(The request): Extract, from the listing that follows, each line containing the word "الذى".

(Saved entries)
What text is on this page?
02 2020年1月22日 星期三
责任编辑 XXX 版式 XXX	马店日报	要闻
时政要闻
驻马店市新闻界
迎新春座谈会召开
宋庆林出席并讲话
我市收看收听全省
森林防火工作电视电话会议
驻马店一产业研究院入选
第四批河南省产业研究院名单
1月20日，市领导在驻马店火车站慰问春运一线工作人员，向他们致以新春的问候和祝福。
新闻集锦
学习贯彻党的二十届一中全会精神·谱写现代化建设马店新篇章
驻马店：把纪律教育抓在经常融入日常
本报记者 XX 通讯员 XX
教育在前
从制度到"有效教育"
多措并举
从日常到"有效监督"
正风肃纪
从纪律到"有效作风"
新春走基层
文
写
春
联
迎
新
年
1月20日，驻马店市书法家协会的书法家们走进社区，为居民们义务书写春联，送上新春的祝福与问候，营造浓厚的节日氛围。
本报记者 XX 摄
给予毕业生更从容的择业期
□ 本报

...

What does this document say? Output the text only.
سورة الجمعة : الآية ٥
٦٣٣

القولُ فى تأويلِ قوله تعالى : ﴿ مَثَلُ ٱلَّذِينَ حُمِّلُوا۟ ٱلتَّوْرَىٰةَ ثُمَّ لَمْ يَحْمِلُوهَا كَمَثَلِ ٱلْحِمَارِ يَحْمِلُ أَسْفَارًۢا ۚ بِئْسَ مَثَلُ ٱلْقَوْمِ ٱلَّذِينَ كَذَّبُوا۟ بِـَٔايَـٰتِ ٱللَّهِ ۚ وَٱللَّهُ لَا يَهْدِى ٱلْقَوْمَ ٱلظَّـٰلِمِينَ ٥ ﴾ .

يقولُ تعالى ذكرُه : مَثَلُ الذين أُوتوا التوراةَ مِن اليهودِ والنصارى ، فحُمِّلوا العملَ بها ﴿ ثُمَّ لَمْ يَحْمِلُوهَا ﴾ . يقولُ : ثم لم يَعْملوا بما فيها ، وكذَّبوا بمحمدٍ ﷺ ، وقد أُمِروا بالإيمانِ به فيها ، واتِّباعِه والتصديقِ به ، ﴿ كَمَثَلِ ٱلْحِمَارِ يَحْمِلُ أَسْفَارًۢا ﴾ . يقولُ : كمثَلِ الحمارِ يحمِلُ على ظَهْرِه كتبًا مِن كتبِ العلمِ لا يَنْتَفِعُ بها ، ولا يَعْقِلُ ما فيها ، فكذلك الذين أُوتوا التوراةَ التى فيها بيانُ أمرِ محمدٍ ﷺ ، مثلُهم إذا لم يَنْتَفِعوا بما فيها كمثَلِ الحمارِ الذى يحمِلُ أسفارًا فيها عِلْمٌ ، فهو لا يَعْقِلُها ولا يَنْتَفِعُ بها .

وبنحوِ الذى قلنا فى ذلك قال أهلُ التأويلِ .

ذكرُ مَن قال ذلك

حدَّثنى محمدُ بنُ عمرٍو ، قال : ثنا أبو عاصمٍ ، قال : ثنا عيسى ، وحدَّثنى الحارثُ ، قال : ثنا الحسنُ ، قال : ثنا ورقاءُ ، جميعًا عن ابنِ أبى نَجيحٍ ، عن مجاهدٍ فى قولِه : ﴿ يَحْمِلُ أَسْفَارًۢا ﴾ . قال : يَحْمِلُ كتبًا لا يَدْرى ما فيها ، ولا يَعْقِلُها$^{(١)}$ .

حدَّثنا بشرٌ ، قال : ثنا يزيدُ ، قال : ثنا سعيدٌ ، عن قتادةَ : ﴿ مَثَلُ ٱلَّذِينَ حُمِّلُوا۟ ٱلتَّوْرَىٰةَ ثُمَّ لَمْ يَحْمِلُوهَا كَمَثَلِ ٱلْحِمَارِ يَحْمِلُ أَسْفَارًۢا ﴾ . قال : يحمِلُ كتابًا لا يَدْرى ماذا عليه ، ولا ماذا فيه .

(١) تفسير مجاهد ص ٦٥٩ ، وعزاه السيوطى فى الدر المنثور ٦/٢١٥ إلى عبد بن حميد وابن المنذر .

(Answer for this exercise):
يقولُ تعالى ذكرُه : مَثَلُ الذين أُوتوا التوراةَ مِن اليهودِ والنصارى ، فحُمِّلوا العملَ بها ﴿ ثُمَّ لَمْ يَحْمِلُوهَا ﴾ . يقولُ : ثم لم يَعْملوا بما فيها ، وكذَّبوا بمحمدٍ ﷺ ، وقد أُمِروا بالإيمانِ به فيها ، واتِّباعِه والتصديقِ به ، ﴿ كَمَثَلِ ٱلْحِمَارِ يَحْمِلُ أَسْفَارًۢا ﴾ . يقولُ : كمثَلِ الحمارِ يحمِلُ على ظَهْرِه كتبًا مِن كتبِ العلمِ لا يَنْتَفِعُ بها ، ولا يَعْقِلُ ما فيها ، فكذلك الذين أُوتوا التوراةَ التى فيها بيانُ أمرِ محمدٍ ﷺ ، مثلُهم إذا لم يَنْتَفِعوا بما فيها كمثَلِ الحمارِ الذى يحمِلُ أسفارًا فيها عِلْمٌ ، فهو لا يَعْقِلُها ولا يَنْتَفِعُ بها .
وبنحوِ الذى قلنا فى ذلك قال أهلُ التأويلِ .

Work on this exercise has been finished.